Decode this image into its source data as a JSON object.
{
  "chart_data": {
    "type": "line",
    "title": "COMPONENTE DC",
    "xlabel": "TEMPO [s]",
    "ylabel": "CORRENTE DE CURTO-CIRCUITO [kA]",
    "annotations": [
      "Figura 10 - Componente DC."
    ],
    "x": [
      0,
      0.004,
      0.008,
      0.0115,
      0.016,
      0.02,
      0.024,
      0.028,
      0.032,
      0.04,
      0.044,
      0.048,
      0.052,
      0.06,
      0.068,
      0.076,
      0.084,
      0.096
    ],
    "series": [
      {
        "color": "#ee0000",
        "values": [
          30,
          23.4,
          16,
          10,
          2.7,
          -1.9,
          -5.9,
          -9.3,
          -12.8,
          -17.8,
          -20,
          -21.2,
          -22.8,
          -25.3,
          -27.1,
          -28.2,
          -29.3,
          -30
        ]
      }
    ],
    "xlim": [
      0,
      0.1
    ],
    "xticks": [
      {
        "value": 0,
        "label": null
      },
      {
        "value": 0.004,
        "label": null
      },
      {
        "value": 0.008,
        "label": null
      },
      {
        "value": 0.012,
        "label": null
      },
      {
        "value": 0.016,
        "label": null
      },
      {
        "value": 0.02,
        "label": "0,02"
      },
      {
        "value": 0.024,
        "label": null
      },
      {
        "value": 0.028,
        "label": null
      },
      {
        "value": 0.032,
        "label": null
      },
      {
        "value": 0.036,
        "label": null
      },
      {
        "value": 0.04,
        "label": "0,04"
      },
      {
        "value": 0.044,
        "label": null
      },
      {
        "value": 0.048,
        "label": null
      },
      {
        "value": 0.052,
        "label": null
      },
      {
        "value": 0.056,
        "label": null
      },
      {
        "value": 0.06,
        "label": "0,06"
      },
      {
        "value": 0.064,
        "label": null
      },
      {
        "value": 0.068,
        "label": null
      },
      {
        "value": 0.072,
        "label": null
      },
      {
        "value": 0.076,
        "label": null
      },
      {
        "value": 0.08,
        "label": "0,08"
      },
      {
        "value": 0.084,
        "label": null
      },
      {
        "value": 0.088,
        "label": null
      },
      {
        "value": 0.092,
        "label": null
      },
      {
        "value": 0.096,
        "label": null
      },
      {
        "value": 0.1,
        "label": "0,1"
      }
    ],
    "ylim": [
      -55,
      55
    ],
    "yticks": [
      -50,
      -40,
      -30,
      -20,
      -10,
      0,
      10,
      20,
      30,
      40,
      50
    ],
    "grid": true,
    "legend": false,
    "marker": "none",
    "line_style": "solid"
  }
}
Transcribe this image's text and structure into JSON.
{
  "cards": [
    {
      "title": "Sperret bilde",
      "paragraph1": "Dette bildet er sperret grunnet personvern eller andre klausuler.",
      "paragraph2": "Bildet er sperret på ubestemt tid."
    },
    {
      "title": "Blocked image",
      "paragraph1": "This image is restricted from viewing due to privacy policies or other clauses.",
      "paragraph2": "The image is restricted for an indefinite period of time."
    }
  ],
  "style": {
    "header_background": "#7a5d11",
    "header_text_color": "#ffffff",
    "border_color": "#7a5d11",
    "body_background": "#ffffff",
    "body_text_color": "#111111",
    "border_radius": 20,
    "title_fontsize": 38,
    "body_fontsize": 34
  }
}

===

:: The exercise ::
All the entries above need to be reproduced exactly.

:: Full solution ::
Decode this image into its source data as a JSON object.
{
  "chart_data": {
    "type": "line",
    "title": "COMPONENTE DC",
    "xlabel": "TEMPO [s]",
    "ylabel": "CORRENTE DE CURTO-CIRCUITO [kA]",
    "annotations": [
      "Figura 10 - Componente DC."
    ],
    "x": [
      0,
      0.004,
      0.008,
      0.0115,
      0.016,
      0.02,
      0.024,
      0.028,
      0.032,
      0.04,
      0.044,
      0.048,
      0.052,
      0.06,
      0.068,
      0.076,
      0.084,
      0.096
    ],
    "series": [
      {
        "color": "#ee0000",
        "values": [
          30,
          23.4,
          16,
          10,
          2.7,
          -1.9,
          -5.9,
          -9.3,
          -12.8,
          -17.8,
          -20,
          -21.2,
          -22.8,
          -25.3,
          -27.1,
          -28.2,
          -29.3,
          -30
        ]
      }
    ],
    "xlim": [
      0,
      0.1
    ],
    "xticks": [
      {
        "value": 0,
        "label": null
      },
      {
        "value": 0.004,
        "label": null
      },
      {
        "value": 0.008,
        "label": null
      },
      {
        "value": 0.012,
        "label": null
      },
      {
        "value": 0.016,
        "label": null
      },
      {
        "value": 0.02,
        "label": "0,02"
      },
      {
        "value": 0.024,
        "label": null
      },
      {
        "value": 0.028,
        "label": null
      },
      {
        "value": 0.032,
        "label": null
      },
      {
        "value": 0.036,
        "label": null
      },
      {
        "value": 0.04,
        "label": "0,04"
      },
      {
        "value": 0.044,
        "label": null
      },
      {
        "value": 0.048,
        "label": null
      },
      {
        "value": 0.052,
        "label": null
      },
      {
        "value": 0.056,
        "label": null
      },
      {
        "value": 0.06,
        "label": "0,06"
      },
      {
        "value": 0.064,
        "label": null
      },
      {
        "value": 0.068,
        "label": null
      },
      {
        "value": 0.072,
        "label": null
      },
      {
        "value": 0.076,
        "label": null
      },
      {
        "value": 0.08,
        "label": "0,08"
      },
      {
        "value": 0.084,
        "label": null
      },
      {
        "value": 0.088,
        "label": null
      },
      {
        "value": 0.092,
        "label": null
      },
      {
        "value": 0.096,
        "label": null
      },
      {
        "value": 0.1,
        "label": "0,1"
      }
    ],
    "ylim": [
      -55,
      55
    ],
    "yticks": [
      -50,
      -40,
      -30,
      -20,
      -10,
      0,
      10,
      20,
      30,
      40,
      50
    ],
    "grid": true,
    "legend": false,
    "marker": "none",
    "line_style": "solid"
  }
}
Transcribe this image's text and structure into JSON.
{
  "cards": [
    {
      "title": "Sperret bilde",
      "paragraph1": "Dette bildet er sperret grunnet personvern eller andre klausuler.",
      "paragraph2": "Bildet er sperret på ubestemt tid."
    },
    {
      "title": "Blocked image",
      "paragraph1": "This image is restricted from viewing due to privacy policies or other clauses.",
      "paragraph2": "The image is restricted for an indefinite period of time."
    }
  ],
  "style": {
    "header_background": "#7a5d11",
    "header_text_color": "#ffffff",
    "border_color": "#7a5d11",
    "body_background": "#ffffff",
    "body_text_color": "#111111",
    "border_radius": 20,
    "title_fontsize": 38,
    "body_fontsize": 34
  }
}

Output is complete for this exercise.